EXERCISE PROMPT: In the copy, include every entry exactly but none of the pictures.

____ GIVEN DATA

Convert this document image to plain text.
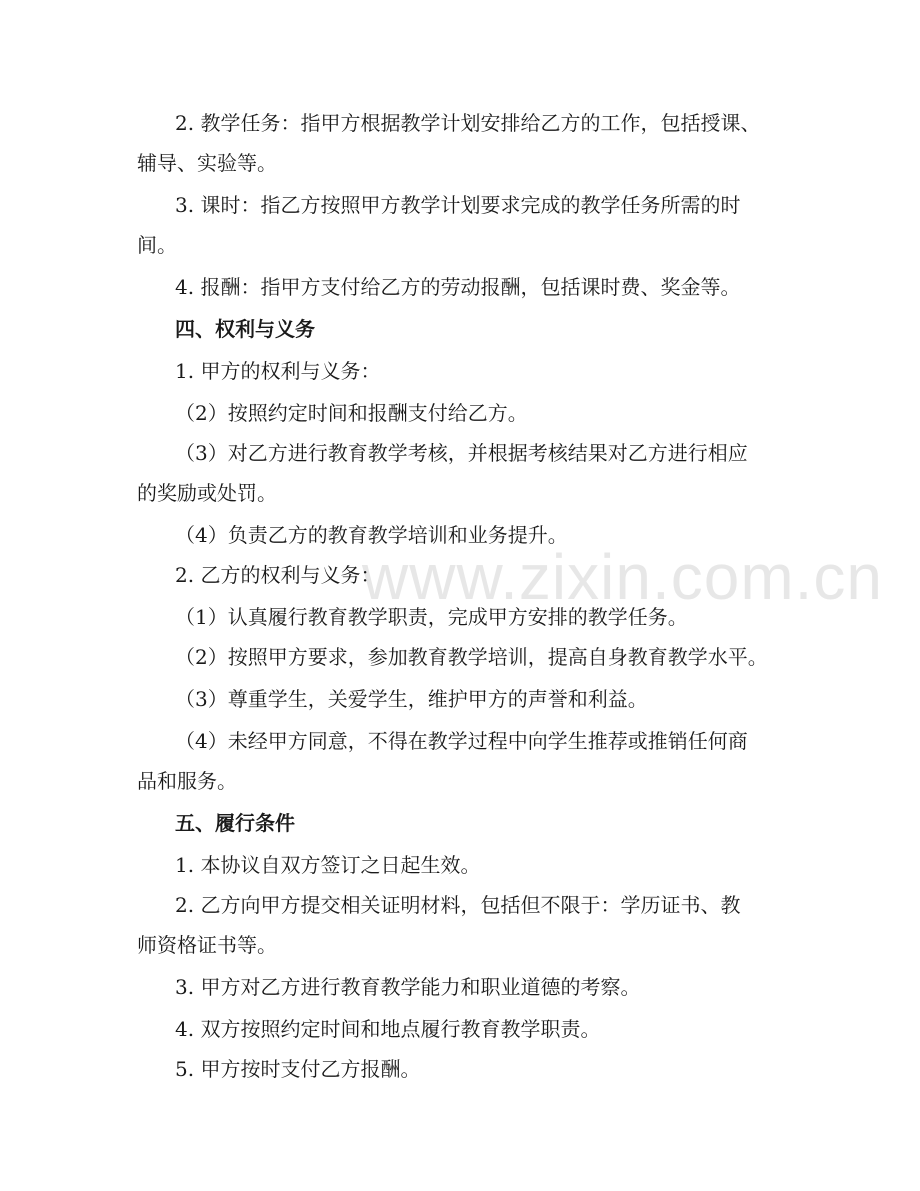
www.zixin.com.cn
2. 教学任务：指甲方根据教学计划安排给乙方的工作，包括授课、
辅导、实验等。
3. 课时：指乙方按照甲方教学计划要求完成的教学任务所需的时
间。
4. 报酬：指甲方支付给乙方的劳动报酬，包括课时费、奖金等。
四、权利与义务
1. 甲方的权利与义务：
（2）按照约定时间和报酬支付给乙方。
（3）对乙方进行教育教学考核，并根据考核结果对乙方进行相应
的奖励或处罚。
（4）负责乙方的教育教学培训和业务提升。
2. 乙方的权利与义务：
（1）认真履行教育教学职责，完成甲方安排的教学任务。
（2）按照甲方要求，参加教育教学培训，提高自身教育教学水平。
（3）尊重学生，关爱学生，维护甲方的声誉和利益。
（4）未经甲方同意，不得在教学过程中向学生推荐或推销任何商
品和服务。
五、履行条件
1. 本协议自双方签订之日起生效。
2. 乙方向甲方提交相关证明材料，包括但不限于：学历证书、教
师资格证书等。
3. 甲方对乙方进行教育教学能力和职业道德的考察。
4. 双方按照约定时间和地点履行教育教学职责。
5. 甲方按时支付乙方报酬。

________

FULL OUTPUT:
Convert this document image to plain text.
www.zixin.com.cn
2. 教学任务：指甲方根据教学计划安排给乙方的工作，包括授课、
辅导、实验等。
3. 课时：指乙方按照甲方教学计划要求完成的教学任务所需的时
间。
4. 报酬：指甲方支付给乙方的劳动报酬，包括课时费、奖金等。
四、权利与义务
1. 甲方的权利与义务：
（2）按照约定时间和报酬支付给乙方。
（3）对乙方进行教育教学考核，并根据考核结果对乙方进行相应
的奖励或处罚。
（4）负责乙方的教育教学培训和业务提升。
2. 乙方的权利与义务：
（1）认真履行教育教学职责，完成甲方安排的教学任务。
（2）按照甲方要求，参加教育教学培训，提高自身教育教学水平。
（3）尊重学生，关爱学生，维护甲方的声誉和利益。
（4）未经甲方同意，不得在教学过程中向学生推荐或推销任何商
品和服务。
五、履行条件
1. 本协议自双方签订之日起生效。
2. 乙方向甲方提交相关证明材料，包括但不限于：学历证书、教
师资格证书等。
3. 甲方对乙方进行教育教学能力和职业道德的考察。
4. 双方按照约定时间和地点履行教育教学职责。
5. 甲方按时支付乙方报酬。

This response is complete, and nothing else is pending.